[Short problem] Leaving out all images, write out the records that follow exactly.

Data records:
────────────────

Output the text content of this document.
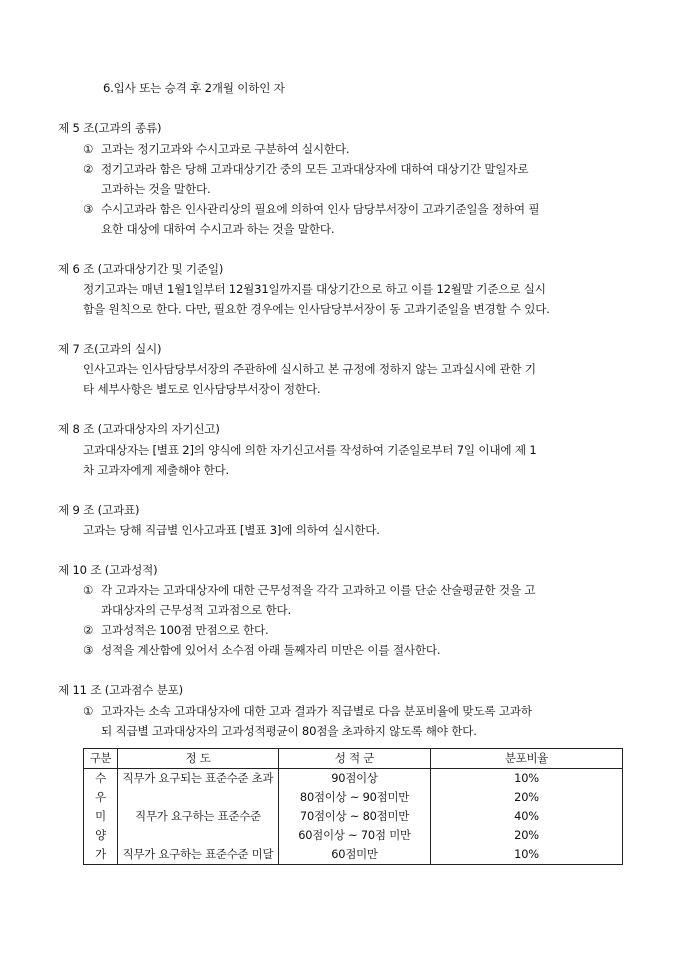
6.입사 또는 승격 후 2개월 이하인 자
제 5 조(고과의 종류)
① 고과는 정기고과와 수시고과로 구분하여 실시한다.
② 정기고과라 함은 당해 고과대상기간 중의 모든 고과대상자에 대하여 대상기간 말일자로
고과하는 것을 말한다.
③ 수시고과라 함은 인사관리상의 필요에 의하여 인사 담당부서장이 고과기준일을 정하여 필
요한 대상에 대하여 수시고과 하는 것을 말한다.
제 6 조 (고과대상기간 및 기준일)
정기고과는 매년 1월1일부터 12월31일까지를 대상기간으로 하고 이를 12월말 기준으로 실시
함을 원칙으로 한다. 다만, 필요한 경우에는 인사담당부서장이 동 고과기준일을 변경할 수 있다.
제 7 조(고과의 실시)
인사고과는 인사담당부서장의 주관하에 실시하고 본 규정에 정하지 않는 고과실시에 관한 기
타 세부사항은 별도로 인사담당부서장이 정한다.
제 8 조 (고과대상자의 자기신고)
고과대상자는 [별표 2]의 양식에 의한 자기신고서를 작성하여 기준일로부터 7일 이내에 제 1
차 고과자에게 제출해야 한다.
제 9 조 (고과표)
고과는 당해 직급별 인사고과표 [별표 3]에 의하여 실시한다.
제 10 조 (고과성적)
① 각 고과자는 고과대상자에 대한 근무성적을 각각 고과하고 이를 단순 산술평균한 것을 고
과대상자의 근무성적 고과점으로 한다.
② 고과성적은 100점 만점으로 한다.
③ 성적을 계산함에 있어서 소수점 아래 둘째자리 미만은 이를 절사한다.
제 11 조 (고과점수 분포)
① 고과자는 소속 고과대상자에 대한 고과 결과가 직급별로 다음 분포비율에 맞도록 고과하
되 직급별 고과대상자의 고과성적평균이 80점을 초과하지 않도록 해야 한다.
구분	정 도	성 적 군	분포비율
수	직무가 요구되는 표준수준 초과	90점이상	10%
우		80점이상 ~ 90점미만	20%
미	직무가 요구하는 표준수준	70점이상 ~ 80점미만	40%
양		60점이상 ~ 70점 미만	20%
가	직무가 요구하는 표준수준 미달	60점미만	10%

────────────────

[Solution]
Output the text content of this document.
6.입사 또는 승격 후 2개월 이하인 자
제 5 조(고과의 종류)
① 고과는 정기고과와 수시고과로 구분하여 실시한다.
② 정기고과라 함은 당해 고과대상기간 중의 모든 고과대상자에 대하여 대상기간 말일자로
고과하는 것을 말한다.
③ 수시고과라 함은 인사관리상의 필요에 의하여 인사 담당부서장이 고과기준일을 정하여 필
요한 대상에 대하여 수시고과 하는 것을 말한다.
제 6 조 (고과대상기간 및 기준일)
정기고과는 매년 1월1일부터 12월31일까지를 대상기간으로 하고 이를 12월말 기준으로 실시
함을 원칙으로 한다. 다만, 필요한 경우에는 인사담당부서장이 동 고과기준일을 변경할 수 있다.
제 7 조(고과의 실시)
인사고과는 인사담당부서장의 주관하에 실시하고 본 규정에 정하지 않는 고과실시에 관한 기
타 세부사항은 별도로 인사담당부서장이 정한다.
제 8 조 (고과대상자의 자기신고)
고과대상자는 [별표 2]의 양식에 의한 자기신고서를 작성하여 기준일로부터 7일 이내에 제 1
차 고과자에게 제출해야 한다.
제 9 조 (고과표)
고과는 당해 직급별 인사고과표 [별표 3]에 의하여 실시한다.
제 10 조 (고과성적)
① 각 고과자는 고과대상자에 대한 근무성적을 각각 고과하고 이를 단순 산술평균한 것을 고
과대상자의 근무성적 고과점으로 한다.
② 고과성적은 100점 만점으로 한다.
③ 성적을 계산함에 있어서 소수점 아래 둘째자리 미만은 이를 절사한다.
제 11 조 (고과점수 분포)
① 고과자는 소속 고과대상자에 대한 고과 결과가 직급별로 다음 분포비율에 맞도록 고과하
되 직급별 고과대상자의 고과성적평균이 80점을 초과하지 않도록 해야 한다.
구분	정 도	성 적 군	분포비율
수	직무가 요구되는 표준수준 초과	90점이상	10%
우		80점이상 ~ 90점미만	20%
미	직무가 요구하는 표준수준	70점이상 ~ 80점미만	40%
양		60점이상 ~ 70점 미만	20%
가	직무가 요구하는 표준수준 미달	60점미만	10%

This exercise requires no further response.